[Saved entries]
--
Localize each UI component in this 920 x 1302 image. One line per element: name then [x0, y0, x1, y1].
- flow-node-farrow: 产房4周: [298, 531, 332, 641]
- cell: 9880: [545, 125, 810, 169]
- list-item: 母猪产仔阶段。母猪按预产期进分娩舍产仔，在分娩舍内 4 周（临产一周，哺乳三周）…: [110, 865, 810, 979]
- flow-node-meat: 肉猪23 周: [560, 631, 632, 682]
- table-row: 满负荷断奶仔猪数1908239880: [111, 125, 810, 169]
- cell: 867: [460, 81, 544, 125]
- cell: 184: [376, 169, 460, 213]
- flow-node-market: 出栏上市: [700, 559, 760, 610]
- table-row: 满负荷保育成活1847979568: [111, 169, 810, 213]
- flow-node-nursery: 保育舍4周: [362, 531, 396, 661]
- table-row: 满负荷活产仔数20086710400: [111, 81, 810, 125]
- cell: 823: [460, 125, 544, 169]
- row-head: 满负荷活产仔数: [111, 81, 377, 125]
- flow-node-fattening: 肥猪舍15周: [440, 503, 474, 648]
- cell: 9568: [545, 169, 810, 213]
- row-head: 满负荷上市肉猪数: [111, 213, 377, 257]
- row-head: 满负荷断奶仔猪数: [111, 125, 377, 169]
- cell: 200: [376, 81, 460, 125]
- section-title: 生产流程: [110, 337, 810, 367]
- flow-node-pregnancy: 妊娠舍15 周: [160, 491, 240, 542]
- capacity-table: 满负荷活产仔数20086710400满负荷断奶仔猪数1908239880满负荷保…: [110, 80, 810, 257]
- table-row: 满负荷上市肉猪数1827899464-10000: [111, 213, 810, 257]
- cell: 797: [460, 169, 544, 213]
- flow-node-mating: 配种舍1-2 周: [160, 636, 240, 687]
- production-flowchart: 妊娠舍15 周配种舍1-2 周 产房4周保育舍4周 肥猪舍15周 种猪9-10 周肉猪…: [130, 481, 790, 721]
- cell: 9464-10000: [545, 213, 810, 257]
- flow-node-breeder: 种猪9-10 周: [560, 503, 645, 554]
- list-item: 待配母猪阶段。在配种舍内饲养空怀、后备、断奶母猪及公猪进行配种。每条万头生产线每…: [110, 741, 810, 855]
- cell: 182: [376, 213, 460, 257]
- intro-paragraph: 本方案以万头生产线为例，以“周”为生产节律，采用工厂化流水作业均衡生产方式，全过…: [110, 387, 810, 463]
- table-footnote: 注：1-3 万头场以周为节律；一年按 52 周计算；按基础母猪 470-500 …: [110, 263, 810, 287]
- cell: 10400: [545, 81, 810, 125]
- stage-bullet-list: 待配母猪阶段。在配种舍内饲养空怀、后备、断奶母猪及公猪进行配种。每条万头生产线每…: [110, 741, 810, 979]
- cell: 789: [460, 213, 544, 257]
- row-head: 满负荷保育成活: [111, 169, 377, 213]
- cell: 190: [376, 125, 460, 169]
--
◆ **Stated goal**
Please retype all of the data above, line for line, keeping every character unchanged.

◆ **Answer to this problem**
Localize each UI component in this 920 x 1302 image. One line per element: name then [x0, y0, x1, y1].
- flow-node-farrow: 产房4周: [298, 531, 332, 641]
- cell: 9880: [545, 125, 810, 169]
- list-item: 母猪产仔阶段。母猪按预产期进分娩舍产仔，在分娩舍内 4 周（临产一周，哺乳三周）…: [110, 865, 810, 979]
- flow-node-meat: 肉猪23 周: [560, 631, 632, 682]
- table-row: 满负荷断奶仔猪数1908239880: [111, 125, 810, 169]
- cell: 867: [460, 81, 544, 125]
- cell: 184: [376, 169, 460, 213]
- flow-node-market: 出栏上市: [700, 559, 760, 610]
- table-row: 满负荷保育成活1847979568: [111, 169, 810, 213]
- flow-node-nursery: 保育舍4周: [362, 531, 396, 661]
- table-row: 满负荷活产仔数20086710400: [111, 81, 810, 125]
- cell: 823: [460, 125, 544, 169]
- row-head: 满负荷活产仔数: [111, 81, 377, 125]
- flow-node-fattening: 肥猪舍15周: [440, 503, 474, 648]
- cell: 9568: [545, 169, 810, 213]
- row-head: 满负荷上市肉猪数: [111, 213, 377, 257]
- row-head: 满负荷断奶仔猪数: [111, 125, 377, 169]
- cell: 200: [376, 81, 460, 125]
- section-title: 生产流程: [110, 337, 810, 367]
- flow-node-pregnancy: 妊娠舍15 周: [160, 491, 240, 542]
- capacity-table: 满负荷活产仔数20086710400满负荷断奶仔猪数1908239880满负荷保…: [110, 80, 810, 257]
- table-row: 满负荷上市肉猪数1827899464-10000: [111, 213, 810, 257]
- cell: 797: [460, 169, 544, 213]
- flow-node-mating: 配种舍1-2 周: [160, 636, 240, 687]
- production-flowchart: 妊娠舍15 周配种舍1-2 周 产房4周保育舍4周 肥猪舍15周 种猪9-10 周肉猪…: [130, 481, 790, 721]
- cell: 9464-10000: [545, 213, 810, 257]
- flow-node-breeder: 种猪9-10 周: [560, 503, 645, 554]
- list-item: 待配母猪阶段。在配种舍内饲养空怀、后备、断奶母猪及公猪进行配种。每条万头生产线每…: [110, 741, 810, 855]
- cell: 182: [376, 213, 460, 257]
- intro-paragraph: 本方案以万头生产线为例，以“周”为生产节律，采用工厂化流水作业均衡生产方式，全过…: [110, 387, 810, 463]
- table-footnote: 注：1-3 万头场以周为节律；一年按 52 周计算；按基础母猪 470-500 …: [110, 263, 810, 287]
- cell: 10400: [545, 81, 810, 125]
- stage-bullet-list: 待配母猪阶段。在配种舍内饲养空怀、后备、断奶母猪及公猪进行配种。每条万头生产线每…: [110, 741, 810, 979]
- cell: 789: [460, 213, 544, 257]
- row-head: 满负荷保育成活: [111, 169, 377, 213]
- cell: 190: [376, 125, 460, 169]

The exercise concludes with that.